Request
Write out each line that follows exactly as it stands, without the pictures.

[Data items]
..............................
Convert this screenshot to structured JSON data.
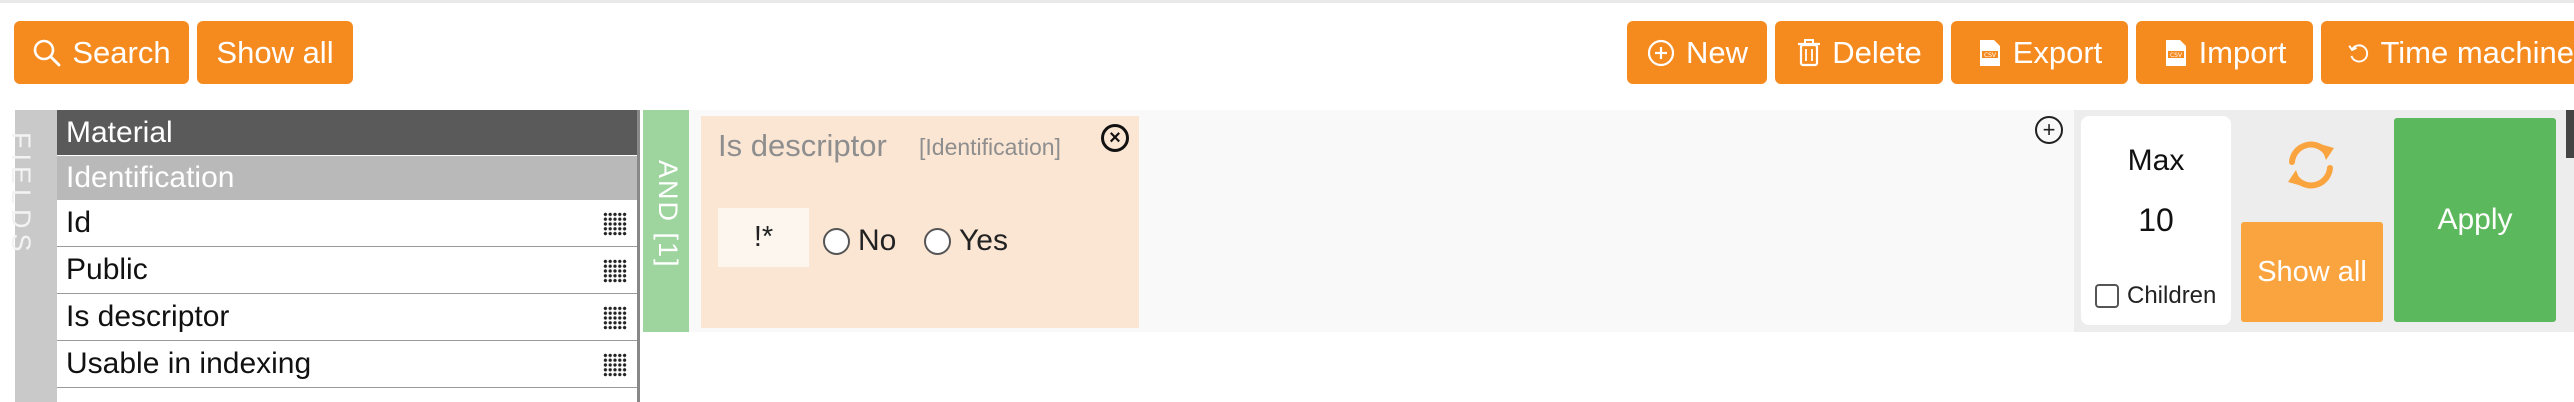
{
  "toolbar": {
    "search_label": "Search",
    "show_all_label": "Show all",
    "new_label": "New",
    "delete_label": "Delete",
    "export_label": "Export",
    "import_label": "Import",
    "time_machine_label": "Time machine"
  },
  "fields_panel": {
    "label": "FIELDS",
    "groups": [
      "Material",
      "Identification"
    ],
    "items": [
      "Id",
      "Public",
      "Is descriptor",
      "Usable in indexing"
    ]
  },
  "logic": {
    "label": "AND [1]"
  },
  "criterion": {
    "title": "Is descriptor",
    "group": "[Identification]",
    "negate_label": "!*",
    "options": [
      "No",
      "Yes"
    ]
  },
  "controls": {
    "max_label": "Max",
    "max_value": "10",
    "children_label": "Children",
    "show_all_label": "Show all",
    "apply_label": "Apply"
  },
  "colors": {
    "accent": "#f58a1f",
    "apply": "#5cb85c",
    "criterion_bg": "#fbe6d4",
    "logic_bg": "#9ed49e"
  },
  "icons": {
    "search": "search-icon",
    "new": "plus-circle-icon",
    "delete": "trash-icon",
    "export": "csv-file-icon",
    "import": "csv-file-icon",
    "time_machine": "history-icon",
    "drag": "grid-icon",
    "remove": "close-circle-icon",
    "add": "plus-circle-icon",
    "refresh": "refresh-icon"
  }
}
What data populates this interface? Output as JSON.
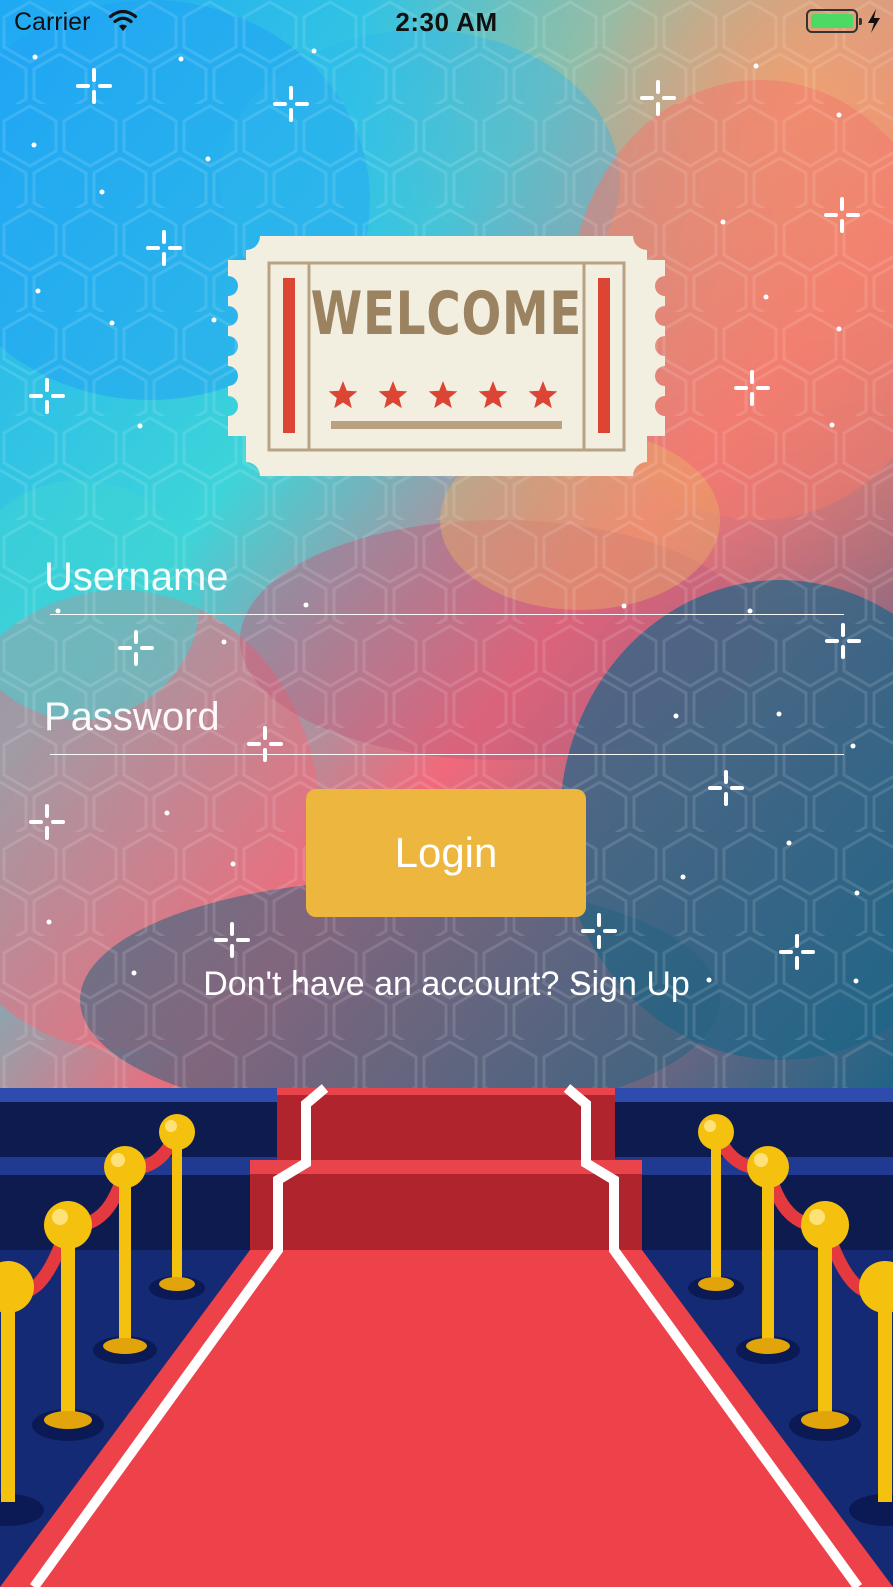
..............................
Solution to this exercise
Convert this screenshot to structured JSON data.
{
  "toolbar": {
    "search_label": "Search",
    "show_all_label": "Show all",
    "new_label": "New",
    "delete_label": "Delete",
    "export_label": "Export",
    "import_label": "Import",
    "time_machine_label": "Time machine"
  },
  "fields_panel": {
    "label": "FIELDS",
    "groups": [
      "Material",
      "Identification"
    ],
    "items": [
      "Id",
      "Public",
      "Is descriptor",
      "Usable in indexing"
    ]
  },
  "logic": {
    "label": "AND [1]"
  },
  "criterion": {
    "title": "Is descriptor",
    "group": "[Identification]",
    "negate_label": "!*",
    "options": [
      "No",
      "Yes"
    ]
  },
  "controls": {
    "max_label": "Max",
    "max_value": "10",
    "children_label": "Children",
    "show_all_label": "Show all",
    "apply_label": "Apply"
  },
  "colors": {
    "accent": "#f58a1f",
    "apply": "#5cb85c",
    "criterion_bg": "#fbe6d4",
    "logic_bg": "#9ed49e"
  },
  "icons": {
    "search": "search-icon",
    "new": "plus-circle-icon",
    "delete": "trash-icon",
    "export": "csv-file-icon",
    "import": "csv-file-icon",
    "time_machine": "history-icon",
    "drag": "grid-icon",
    "remove": "close-circle-icon",
    "add": "plus-circle-icon",
    "refresh": "refresh-icon"
  }
}
What data populates this interface? Output as JSON.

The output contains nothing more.